Data excerpts
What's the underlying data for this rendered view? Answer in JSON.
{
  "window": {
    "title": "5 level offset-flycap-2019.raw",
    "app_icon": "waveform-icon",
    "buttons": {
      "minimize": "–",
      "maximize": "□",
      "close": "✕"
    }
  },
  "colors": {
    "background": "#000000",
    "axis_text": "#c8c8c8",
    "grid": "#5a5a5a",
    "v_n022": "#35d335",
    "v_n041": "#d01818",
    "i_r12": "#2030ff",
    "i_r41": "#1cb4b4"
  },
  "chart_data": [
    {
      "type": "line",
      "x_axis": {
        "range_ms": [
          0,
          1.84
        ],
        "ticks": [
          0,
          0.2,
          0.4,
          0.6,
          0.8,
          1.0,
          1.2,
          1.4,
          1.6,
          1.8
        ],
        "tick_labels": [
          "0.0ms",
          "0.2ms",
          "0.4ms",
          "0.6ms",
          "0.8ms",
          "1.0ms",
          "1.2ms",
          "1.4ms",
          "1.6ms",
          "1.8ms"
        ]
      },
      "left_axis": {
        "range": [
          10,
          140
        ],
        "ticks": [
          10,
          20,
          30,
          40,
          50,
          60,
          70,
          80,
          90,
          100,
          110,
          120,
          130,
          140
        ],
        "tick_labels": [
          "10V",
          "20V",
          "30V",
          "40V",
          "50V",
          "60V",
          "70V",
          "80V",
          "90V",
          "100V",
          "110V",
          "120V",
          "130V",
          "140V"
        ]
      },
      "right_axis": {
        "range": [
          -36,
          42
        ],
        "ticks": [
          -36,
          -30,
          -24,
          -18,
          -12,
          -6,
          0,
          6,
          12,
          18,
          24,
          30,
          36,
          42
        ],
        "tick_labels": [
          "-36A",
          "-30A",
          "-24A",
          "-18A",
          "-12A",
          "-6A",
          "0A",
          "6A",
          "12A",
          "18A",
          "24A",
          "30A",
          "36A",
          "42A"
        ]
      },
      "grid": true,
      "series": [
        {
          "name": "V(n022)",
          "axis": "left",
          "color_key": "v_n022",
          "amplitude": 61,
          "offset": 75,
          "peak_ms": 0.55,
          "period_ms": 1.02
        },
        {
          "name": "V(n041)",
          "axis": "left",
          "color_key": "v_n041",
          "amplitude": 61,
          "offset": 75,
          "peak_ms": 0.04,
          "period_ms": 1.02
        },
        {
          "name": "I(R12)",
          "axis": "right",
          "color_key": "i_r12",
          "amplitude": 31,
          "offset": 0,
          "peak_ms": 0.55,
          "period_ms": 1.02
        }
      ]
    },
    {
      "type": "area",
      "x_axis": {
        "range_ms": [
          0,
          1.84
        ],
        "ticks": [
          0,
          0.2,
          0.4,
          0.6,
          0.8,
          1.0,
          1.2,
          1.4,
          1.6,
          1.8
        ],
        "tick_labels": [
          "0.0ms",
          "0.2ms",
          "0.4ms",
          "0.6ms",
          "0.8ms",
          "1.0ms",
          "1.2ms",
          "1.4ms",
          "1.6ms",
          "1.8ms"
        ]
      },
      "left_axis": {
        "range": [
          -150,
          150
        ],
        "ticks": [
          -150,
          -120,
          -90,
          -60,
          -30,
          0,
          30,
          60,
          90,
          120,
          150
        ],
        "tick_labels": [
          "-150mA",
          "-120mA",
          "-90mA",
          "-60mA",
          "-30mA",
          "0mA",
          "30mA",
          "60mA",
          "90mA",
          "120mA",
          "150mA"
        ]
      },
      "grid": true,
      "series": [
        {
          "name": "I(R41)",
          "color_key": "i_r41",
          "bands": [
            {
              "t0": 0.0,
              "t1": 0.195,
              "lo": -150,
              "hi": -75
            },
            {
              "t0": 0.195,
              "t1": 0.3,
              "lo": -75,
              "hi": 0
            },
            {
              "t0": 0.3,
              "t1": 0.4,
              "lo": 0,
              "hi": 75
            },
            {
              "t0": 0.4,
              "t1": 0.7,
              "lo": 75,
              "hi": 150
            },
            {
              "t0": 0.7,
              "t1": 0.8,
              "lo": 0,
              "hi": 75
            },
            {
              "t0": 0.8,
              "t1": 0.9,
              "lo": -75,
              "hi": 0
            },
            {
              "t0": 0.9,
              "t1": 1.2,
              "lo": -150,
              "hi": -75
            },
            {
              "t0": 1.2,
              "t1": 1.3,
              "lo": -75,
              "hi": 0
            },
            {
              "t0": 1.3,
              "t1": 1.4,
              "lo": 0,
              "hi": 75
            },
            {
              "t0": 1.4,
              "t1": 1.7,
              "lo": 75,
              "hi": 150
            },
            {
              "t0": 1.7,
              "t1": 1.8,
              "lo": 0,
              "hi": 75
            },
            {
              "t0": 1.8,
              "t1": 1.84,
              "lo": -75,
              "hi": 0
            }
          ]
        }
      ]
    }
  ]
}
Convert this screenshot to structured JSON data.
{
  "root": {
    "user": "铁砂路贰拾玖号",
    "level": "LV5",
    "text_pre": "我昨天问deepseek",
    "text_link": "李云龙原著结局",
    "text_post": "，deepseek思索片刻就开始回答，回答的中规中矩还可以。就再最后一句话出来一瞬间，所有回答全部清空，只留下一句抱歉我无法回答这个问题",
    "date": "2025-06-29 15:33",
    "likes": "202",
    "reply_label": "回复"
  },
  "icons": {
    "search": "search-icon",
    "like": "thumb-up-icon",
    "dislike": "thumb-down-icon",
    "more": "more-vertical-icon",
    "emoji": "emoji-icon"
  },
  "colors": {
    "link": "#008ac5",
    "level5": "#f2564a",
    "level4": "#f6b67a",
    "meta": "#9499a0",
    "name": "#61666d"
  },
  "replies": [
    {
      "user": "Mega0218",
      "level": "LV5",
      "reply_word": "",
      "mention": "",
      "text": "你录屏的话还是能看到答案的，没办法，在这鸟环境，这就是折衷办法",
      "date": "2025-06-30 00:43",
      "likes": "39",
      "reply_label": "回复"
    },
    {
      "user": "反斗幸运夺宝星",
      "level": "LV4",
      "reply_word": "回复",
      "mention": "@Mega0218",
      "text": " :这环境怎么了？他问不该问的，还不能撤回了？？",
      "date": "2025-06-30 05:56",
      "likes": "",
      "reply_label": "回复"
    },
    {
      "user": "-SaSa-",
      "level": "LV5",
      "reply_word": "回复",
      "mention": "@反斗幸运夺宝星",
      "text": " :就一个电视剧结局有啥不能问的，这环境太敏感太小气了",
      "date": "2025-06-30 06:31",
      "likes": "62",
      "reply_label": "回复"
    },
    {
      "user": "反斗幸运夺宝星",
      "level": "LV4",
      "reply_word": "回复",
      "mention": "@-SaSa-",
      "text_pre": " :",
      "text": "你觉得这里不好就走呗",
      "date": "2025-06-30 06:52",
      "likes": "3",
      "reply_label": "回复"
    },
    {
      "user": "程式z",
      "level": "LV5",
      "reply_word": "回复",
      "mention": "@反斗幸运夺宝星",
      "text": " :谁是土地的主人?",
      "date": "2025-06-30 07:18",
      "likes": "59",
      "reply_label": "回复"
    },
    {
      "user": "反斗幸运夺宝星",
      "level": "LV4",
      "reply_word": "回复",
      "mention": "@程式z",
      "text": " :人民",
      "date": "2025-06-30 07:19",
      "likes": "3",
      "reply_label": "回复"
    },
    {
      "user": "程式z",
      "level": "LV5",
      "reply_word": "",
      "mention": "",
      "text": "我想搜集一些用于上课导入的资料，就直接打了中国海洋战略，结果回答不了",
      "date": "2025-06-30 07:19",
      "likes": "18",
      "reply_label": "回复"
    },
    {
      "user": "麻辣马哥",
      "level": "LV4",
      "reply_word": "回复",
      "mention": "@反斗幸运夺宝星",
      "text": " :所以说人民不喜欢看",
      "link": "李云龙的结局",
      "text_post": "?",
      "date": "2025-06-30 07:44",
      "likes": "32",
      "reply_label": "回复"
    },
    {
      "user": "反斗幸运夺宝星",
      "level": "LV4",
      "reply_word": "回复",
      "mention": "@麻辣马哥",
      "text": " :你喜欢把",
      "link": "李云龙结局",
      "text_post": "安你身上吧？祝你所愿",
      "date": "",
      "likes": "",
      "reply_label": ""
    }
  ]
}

## Your objective
Copy out every line of the data that includes the word "date".

## In response
    "date": "2025-06-29 15:33",
      "date": "2025-06-30 00:43",
      "date": "2025-06-30 05:56",
      "date": "2025-06-30 06:31",
      "date": "2025-06-30 06:52",
      "date": "2025-06-30 07:18",
      "date": "2025-06-30 07:19",
      "date": "2025-06-30 07:19",
      "date": "2025-06-30 07:44",
      "date": "",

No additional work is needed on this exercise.